▶ [TASK OBJECTIVE]:
Retype all of the data exactly as given.

===== RECORDS TO USE

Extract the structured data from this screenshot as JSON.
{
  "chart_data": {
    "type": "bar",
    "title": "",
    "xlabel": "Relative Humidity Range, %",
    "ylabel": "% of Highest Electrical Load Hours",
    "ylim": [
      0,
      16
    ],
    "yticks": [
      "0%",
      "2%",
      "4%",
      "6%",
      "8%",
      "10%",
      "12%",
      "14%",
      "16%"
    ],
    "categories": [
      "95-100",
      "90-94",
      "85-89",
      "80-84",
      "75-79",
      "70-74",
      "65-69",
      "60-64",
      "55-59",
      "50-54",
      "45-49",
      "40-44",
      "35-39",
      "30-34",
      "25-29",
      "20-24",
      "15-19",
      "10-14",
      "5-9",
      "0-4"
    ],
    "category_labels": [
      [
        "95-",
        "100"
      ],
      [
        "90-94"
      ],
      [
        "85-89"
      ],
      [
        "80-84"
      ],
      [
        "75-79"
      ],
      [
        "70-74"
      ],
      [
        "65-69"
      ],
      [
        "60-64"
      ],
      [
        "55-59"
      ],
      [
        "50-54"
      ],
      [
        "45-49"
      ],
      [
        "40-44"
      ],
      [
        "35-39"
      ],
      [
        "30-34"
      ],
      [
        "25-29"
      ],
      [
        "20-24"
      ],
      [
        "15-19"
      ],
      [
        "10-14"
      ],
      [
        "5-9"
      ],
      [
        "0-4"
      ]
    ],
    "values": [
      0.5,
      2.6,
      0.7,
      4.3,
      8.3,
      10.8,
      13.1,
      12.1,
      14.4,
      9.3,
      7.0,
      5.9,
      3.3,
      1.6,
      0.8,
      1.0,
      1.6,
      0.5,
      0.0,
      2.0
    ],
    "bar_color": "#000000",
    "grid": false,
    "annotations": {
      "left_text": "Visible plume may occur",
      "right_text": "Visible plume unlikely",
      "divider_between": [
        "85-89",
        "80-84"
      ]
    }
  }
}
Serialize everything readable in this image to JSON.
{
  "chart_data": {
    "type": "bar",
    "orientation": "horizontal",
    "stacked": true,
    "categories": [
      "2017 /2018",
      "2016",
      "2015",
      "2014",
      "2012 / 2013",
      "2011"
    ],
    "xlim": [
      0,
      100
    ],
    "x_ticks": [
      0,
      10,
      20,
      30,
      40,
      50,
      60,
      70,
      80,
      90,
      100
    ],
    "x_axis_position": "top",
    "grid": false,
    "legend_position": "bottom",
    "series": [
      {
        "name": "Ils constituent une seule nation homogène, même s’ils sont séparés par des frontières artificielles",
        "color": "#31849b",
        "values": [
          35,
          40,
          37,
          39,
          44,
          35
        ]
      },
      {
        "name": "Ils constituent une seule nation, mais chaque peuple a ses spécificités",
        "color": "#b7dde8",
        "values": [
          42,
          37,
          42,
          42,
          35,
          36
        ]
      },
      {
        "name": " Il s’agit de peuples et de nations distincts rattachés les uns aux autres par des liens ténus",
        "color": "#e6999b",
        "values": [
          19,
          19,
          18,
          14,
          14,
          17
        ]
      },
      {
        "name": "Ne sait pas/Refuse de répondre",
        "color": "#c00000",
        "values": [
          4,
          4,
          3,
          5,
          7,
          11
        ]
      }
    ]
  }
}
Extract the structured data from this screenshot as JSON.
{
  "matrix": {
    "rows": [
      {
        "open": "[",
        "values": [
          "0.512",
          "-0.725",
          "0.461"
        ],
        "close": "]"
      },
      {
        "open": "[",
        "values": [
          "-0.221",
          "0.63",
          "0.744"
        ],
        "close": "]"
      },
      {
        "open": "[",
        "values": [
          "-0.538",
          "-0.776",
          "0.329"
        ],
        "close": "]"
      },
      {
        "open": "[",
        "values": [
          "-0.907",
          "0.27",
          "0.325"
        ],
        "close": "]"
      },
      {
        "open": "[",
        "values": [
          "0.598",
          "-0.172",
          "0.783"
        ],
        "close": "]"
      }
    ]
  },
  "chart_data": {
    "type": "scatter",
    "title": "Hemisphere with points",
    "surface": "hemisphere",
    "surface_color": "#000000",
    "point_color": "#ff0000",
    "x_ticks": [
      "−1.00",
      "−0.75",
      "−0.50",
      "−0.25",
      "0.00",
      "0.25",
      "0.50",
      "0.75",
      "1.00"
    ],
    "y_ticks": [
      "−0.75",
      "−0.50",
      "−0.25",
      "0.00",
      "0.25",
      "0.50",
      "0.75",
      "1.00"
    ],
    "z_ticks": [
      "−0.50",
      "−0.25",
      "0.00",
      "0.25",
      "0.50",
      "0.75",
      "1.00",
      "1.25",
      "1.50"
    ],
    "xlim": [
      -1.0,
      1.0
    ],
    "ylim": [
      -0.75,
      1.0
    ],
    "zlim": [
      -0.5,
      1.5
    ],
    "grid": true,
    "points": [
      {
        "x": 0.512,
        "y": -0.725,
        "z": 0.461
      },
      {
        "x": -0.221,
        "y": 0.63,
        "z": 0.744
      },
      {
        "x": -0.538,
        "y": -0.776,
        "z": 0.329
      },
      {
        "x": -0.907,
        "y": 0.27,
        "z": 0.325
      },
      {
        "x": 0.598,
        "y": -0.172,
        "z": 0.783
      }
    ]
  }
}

==========

▶ [RESULT]:
Extract the structured data from this screenshot as JSON.
{
  "chart_data": {
    "type": "bar",
    "title": "",
    "xlabel": "Relative Humidity Range, %",
    "ylabel": "% of Highest Electrical Load Hours",
    "ylim": [
      0,
      16
    ],
    "yticks": [
      "0%",
      "2%",
      "4%",
      "6%",
      "8%",
      "10%",
      "12%",
      "14%",
      "16%"
    ],
    "categories": [
      "95-100",
      "90-94",
      "85-89",
      "80-84",
      "75-79",
      "70-74",
      "65-69",
      "60-64",
      "55-59",
      "50-54",
      "45-49",
      "40-44",
      "35-39",
      "30-34",
      "25-29",
      "20-24",
      "15-19",
      "10-14",
      "5-9",
      "0-4"
    ],
    "category_labels": [
      [
        "95-",
        "100"
      ],
      [
        "90-94"
      ],
      [
        "85-89"
      ],
      [
        "80-84"
      ],
      [
        "75-79"
      ],
      [
        "70-74"
      ],
      [
        "65-69"
      ],
      [
        "60-64"
      ],
      [
        "55-59"
      ],
      [
        "50-54"
      ],
      [
        "45-49"
      ],
      [
        "40-44"
      ],
      [
        "35-39"
      ],
      [
        "30-34"
      ],
      [
        "25-29"
      ],
      [
        "20-24"
      ],
      [
        "15-19"
      ],
      [
        "10-14"
      ],
      [
        "5-9"
      ],
      [
        "0-4"
      ]
    ],
    "values": [
      0.5,
      2.6,
      0.7,
      4.3,
      8.3,
      10.8,
      13.1,
      12.1,
      14.4,
      9.3,
      7.0,
      5.9,
      3.3,
      1.6,
      0.8,
      1.0,
      1.6,
      0.5,
      0.0,
      2.0
    ],
    "bar_color": "#000000",
    "grid": false,
    "annotations": {
      "left_text": "Visible plume may occur",
      "right_text": "Visible plume unlikely",
      "divider_between": [
        "85-89",
        "80-84"
      ]
    }
  }
}
Serialize everything readable in this image to JSON.
{
  "chart_data": {
    "type": "bar",
    "orientation": "horizontal",
    "stacked": true,
    "categories": [
      "2017 /2018",
      "2016",
      "2015",
      "2014",
      "2012 / 2013",
      "2011"
    ],
    "xlim": [
      0,
      100
    ],
    "x_ticks": [
      0,
      10,
      20,
      30,
      40,
      50,
      60,
      70,
      80,
      90,
      100
    ],
    "x_axis_position": "top",
    "grid": false,
    "legend_position": "bottom",
    "series": [
      {
        "name": "Ils constituent une seule nation homogène, même s’ils sont séparés par des frontières artificielles",
        "color": "#31849b",
        "values": [
          35,
          40,
          37,
          39,
          44,
          35
        ]
      },
      {
        "name": "Ils constituent une seule nation, mais chaque peuple a ses spécificités",
        "color": "#b7dde8",
        "values": [
          42,
          37,
          42,
          42,
          35,
          36
        ]
      },
      {
        "name": " Il s’agit de peuples et de nations distincts rattachés les uns aux autres par des liens ténus",
        "color": "#e6999b",
        "values": [
          19,
          19,
          18,
          14,
          14,
          17
        ]
      },
      {
        "name": "Ne sait pas/Refuse de répondre",
        "color": "#c00000",
        "values": [
          4,
          4,
          3,
          5,
          7,
          11
        ]
      }
    ]
  }
}
Extract the structured data from this screenshot as JSON.
{
  "matrix": {
    "rows": [
      {
        "open": "[",
        "values": [
          "0.512",
          "-0.725",
          "0.461"
        ],
        "close": "]"
      },
      {
        "open": "[",
        "values": [
          "-0.221",
          "0.63",
          "0.744"
        ],
        "close": "]"
      },
      {
        "open": "[",
        "values": [
          "-0.538",
          "-0.776",
          "0.329"
        ],
        "close": "]"
      },
      {
        "open": "[",
        "values": [
          "-0.907",
          "0.27",
          "0.325"
        ],
        "close": "]"
      },
      {
        "open": "[",
        "values": [
          "0.598",
          "-0.172",
          "0.783"
        ],
        "close": "]"
      }
    ]
  },
  "chart_data": {
    "type": "scatter",
    "title": "Hemisphere with points",
    "surface": "hemisphere",
    "surface_color": "#000000",
    "point_color": "#ff0000",
    "x_ticks": [
      "−1.00",
      "−0.75",
      "−0.50",
      "−0.25",
      "0.00",
      "0.25",
      "0.50",
      "0.75",
      "1.00"
    ],
    "y_ticks": [
      "−0.75",
      "−0.50",
      "−0.25",
      "0.00",
      "0.25",
      "0.50",
      "0.75",
      "1.00"
    ],
    "z_ticks": [
      "−0.50",
      "−0.25",
      "0.00",
      "0.25",
      "0.50",
      "0.75",
      "1.00",
      "1.25",
      "1.50"
    ],
    "xlim": [
      -1.0,
      1.0
    ],
    "ylim": [
      -0.75,
      1.0
    ],
    "zlim": [
      -0.5,
      1.5
    ],
    "grid": true,
    "points": [
      {
        "x": 0.512,
        "y": -0.725,
        "z": 0.461
      },
      {
        "x": -0.221,
        "y": 0.63,
        "z": 0.744
      },
      {
        "x": -0.538,
        "y": -0.776,
        "z": 0.329
      },
      {
        "x": -0.907,
        "y": 0.27,
        "z": 0.325
      },
      {
        "x": 0.598,
        "y": -0.172,
        "z": 0.783
      }
    ]
  }
}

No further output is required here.